> BLOCCO DI TESTO
-.-.-
Arte sotto i piedi, tutta da calpestare.

Ho conosciuto Irina camminando per strada. L’ho conosciuta attraverso piccoli pezzetti di terracotta smaltata, cocci insignificanti che uniti davano invece vita a mosaici colorati, creazioni che riempiono i vuoti che l’incuria crea.

Ha deciso di chiamarli I tappeti di IRMA, ed è questo il nome che graffia sul cemento fresco accanto alle composizioni. Messina è una città in cui si cammina a piedi solo per estreme necessità, fatta eccezione per i runner, che non vedono l’ora di gratificarsi leggendo il numero riportato dal loro contapassi. Marciapiedi e passaggi pedonali passano in secondo piano agli occhi dell’amministrazione, e, parlandovi da raro esemplare di camminatrice, si nota: abbandonare rifiuti è quasi lecito, se coperti da un metro di sterpaglie non si vedono, e la piastrellatura darebbe la nausea a qualsiasi amante della simmetria, figurarsi le difficoltà che può causare a chi ha problemi di deambulazione o semplicemente ad un passante distratto.

 

Negli anni, sul viale Boccetta, come piccoli fiori, dal tra il quadrettato grigio, dove la pavimentazione risultava mancante o traballante, comparvero mosaici colorati dalle tessere irregolari. Una sorpresa per i pedoni in una zona di sbocco autostradale. A primo acchito si pensa ad un progetto di riqualificazione, ben studiato, l’adesione a un bando comunale per la Street art… Lo stupore è arrivato nel momento in cui capisco che si è trattato di un atto d’amore. Un gesto puro e semplice.

“Ho sempre desiderato di vivere vicino al mare, sotto le palme” sono le prime parole che Irina Belaeva (in arte Irma) quando le chiedo cosa ne pensasse della città dello Stretto. Lei, bielorussa di origine, cresciuta tra edifici di legno e pianure infinite, sognava di potersi godere ogni giorno l’aria salmastra e il vento caldo. E’ arrivata in Italia grazie al matrimonio con un siciliano, senza aspettarsi che un altro colpo di fulmine la avrebbe colpita: le desiderate spiagge erano adiacenti a strade larghe e ortogonali, eleganti palazzi di inizio XX secolo, architetture antiche e castelli, quelli della provincia messinese, che assomigliano tanto alle residenze dei re di cui le raccontava il nonno nelle sue fiabe.

– Perché è intervenuta su questi marciapiedi?
-.-.-
> RIGHE DI DATI
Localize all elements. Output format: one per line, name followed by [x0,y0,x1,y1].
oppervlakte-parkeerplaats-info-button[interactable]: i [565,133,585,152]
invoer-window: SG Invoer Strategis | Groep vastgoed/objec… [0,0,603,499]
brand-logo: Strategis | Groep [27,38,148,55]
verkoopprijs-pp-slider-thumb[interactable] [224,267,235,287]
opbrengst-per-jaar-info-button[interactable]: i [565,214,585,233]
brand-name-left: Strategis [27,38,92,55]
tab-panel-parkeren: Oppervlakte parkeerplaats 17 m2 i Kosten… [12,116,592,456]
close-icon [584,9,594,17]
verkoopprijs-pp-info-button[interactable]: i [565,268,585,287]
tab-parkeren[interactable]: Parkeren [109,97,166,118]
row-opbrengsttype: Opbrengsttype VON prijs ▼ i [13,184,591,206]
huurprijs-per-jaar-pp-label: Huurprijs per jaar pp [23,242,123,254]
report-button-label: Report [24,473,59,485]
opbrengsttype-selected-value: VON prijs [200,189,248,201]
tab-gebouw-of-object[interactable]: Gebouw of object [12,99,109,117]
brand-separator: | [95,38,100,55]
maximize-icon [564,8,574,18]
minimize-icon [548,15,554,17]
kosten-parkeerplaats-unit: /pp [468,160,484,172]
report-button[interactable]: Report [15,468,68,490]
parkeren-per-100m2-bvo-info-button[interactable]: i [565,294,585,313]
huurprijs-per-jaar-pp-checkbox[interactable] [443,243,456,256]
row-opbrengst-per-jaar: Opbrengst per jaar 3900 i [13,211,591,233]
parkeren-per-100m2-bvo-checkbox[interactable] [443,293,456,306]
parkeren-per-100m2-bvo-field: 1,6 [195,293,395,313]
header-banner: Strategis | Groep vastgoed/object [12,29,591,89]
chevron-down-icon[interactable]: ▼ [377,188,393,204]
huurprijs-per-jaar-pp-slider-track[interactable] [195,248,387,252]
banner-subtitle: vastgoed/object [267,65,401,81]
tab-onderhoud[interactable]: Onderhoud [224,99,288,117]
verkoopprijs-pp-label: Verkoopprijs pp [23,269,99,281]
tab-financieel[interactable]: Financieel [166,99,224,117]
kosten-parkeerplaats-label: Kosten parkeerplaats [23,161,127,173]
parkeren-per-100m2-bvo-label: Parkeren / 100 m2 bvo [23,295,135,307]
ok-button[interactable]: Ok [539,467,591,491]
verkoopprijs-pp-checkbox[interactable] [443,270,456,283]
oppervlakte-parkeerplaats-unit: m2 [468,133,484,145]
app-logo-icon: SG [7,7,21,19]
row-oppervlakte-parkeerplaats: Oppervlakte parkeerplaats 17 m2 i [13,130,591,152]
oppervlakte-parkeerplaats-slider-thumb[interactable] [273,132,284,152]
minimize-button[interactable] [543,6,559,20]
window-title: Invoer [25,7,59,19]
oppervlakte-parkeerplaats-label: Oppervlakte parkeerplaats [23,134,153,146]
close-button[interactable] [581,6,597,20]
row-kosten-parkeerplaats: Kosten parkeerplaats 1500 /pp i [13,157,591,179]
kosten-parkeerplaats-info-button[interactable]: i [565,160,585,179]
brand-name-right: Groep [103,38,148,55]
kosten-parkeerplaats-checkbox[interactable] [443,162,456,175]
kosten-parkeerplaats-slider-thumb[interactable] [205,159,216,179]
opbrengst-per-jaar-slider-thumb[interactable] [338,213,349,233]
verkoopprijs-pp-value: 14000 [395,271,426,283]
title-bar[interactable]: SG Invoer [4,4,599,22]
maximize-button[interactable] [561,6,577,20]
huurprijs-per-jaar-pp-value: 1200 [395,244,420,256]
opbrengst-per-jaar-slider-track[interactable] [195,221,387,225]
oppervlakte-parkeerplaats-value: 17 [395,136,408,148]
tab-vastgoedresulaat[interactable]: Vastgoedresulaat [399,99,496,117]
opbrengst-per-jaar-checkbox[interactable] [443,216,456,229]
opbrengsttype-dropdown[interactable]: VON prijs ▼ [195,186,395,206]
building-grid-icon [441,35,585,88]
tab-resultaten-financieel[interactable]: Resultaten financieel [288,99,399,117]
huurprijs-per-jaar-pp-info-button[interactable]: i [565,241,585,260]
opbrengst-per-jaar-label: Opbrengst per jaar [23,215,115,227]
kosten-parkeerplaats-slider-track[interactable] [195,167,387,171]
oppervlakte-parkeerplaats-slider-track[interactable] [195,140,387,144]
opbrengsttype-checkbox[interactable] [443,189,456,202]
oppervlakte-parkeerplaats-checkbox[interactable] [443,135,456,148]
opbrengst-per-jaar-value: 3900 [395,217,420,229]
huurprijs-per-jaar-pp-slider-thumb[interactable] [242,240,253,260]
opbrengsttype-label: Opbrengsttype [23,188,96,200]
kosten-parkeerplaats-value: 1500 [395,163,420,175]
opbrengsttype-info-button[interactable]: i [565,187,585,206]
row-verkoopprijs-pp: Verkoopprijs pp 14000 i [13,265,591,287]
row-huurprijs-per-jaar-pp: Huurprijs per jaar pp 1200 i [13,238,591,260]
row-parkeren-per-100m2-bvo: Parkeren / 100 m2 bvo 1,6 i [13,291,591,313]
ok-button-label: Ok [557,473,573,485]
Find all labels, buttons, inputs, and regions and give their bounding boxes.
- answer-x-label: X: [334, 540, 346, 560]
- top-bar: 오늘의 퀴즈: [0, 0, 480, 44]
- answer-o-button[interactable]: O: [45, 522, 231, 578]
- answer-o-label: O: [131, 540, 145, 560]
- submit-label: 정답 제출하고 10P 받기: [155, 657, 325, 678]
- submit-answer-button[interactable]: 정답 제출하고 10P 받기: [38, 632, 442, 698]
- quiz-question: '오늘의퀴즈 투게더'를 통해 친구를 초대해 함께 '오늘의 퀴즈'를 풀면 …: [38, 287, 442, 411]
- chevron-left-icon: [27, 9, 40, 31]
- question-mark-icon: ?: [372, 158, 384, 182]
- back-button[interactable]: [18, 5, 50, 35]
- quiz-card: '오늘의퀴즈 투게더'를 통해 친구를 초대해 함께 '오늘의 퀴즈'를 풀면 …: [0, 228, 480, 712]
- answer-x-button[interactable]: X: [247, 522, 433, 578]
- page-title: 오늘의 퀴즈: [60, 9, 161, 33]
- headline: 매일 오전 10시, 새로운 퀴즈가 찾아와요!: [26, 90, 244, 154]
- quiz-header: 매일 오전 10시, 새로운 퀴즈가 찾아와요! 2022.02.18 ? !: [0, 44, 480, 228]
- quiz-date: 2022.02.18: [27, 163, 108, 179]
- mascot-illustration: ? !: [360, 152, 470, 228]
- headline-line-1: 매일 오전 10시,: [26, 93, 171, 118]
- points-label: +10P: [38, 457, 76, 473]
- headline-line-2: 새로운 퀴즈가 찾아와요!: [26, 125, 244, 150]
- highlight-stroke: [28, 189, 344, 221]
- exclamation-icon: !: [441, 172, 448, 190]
-.-.-
> COMPITO RICHIESTO 1
Nel testo sui mosaici di Messina, quale nome graffia Irina sul cemento fresco accanto alle composizioni?
> COMPITO RICHIESTO 2
Riporta come elenco numerato le righe delle voci, partendo dalla prima riga delle voci e fermandoti dopo la riga che contiene "minimize-icon [548,15,554,17]", tralasciando le righe vuote.

> RISULTATO 1
I tappeti di IRMA.

> RISULTATO 2
1. Localize all elements. Output format: one per line, name followed by [x0,y0,x1,y1].
2. oppervlakte-parkeerplaats-info-button[interactable]: i [565,133,585,152]
3. invoer-window: SG Invoer Strategis | Groep vastgoed/objec… [0,0,603,499]
4. brand-logo: Strategis | Groep [27,38,148,55]
5. verkoopprijs-pp-slider-thumb[interactable] [224,267,235,287]
6. opbrengst-per-jaar-info-button[interactable]: i [565,214,585,233]
7. brand-name-left: Strategis [27,38,92,55]
8. tab-panel-parkeren: Oppervlakte parkeerplaats 17 m2 i Kosten… [12,116,592,456]
9. close-icon [584,9,594,17]
10. verkoopprijs-pp-info-button[interactable]: i [565,268,585,287]
11. tab-parkeren[interactable]: Parkeren [109,97,166,118]
12. row-opbrengsttype: Opbrengsttype VON prijs ▼ i [13,184,591,206]
13. huurprijs-per-jaar-pp-label: Huurprijs per jaar pp [23,242,123,254]
14. report-button-label: Report [24,473,59,485]
15. opbrengsttype-selected-value: VON prijs [200,189,248,201]
16. tab-gebouw-of-object[interactable]: Gebouw of object [12,99,109,117]
17. brand-separator: | [95,38,100,55]
18. maximize-icon [564,8,574,18]
19. minimize-icon [548,15,554,17]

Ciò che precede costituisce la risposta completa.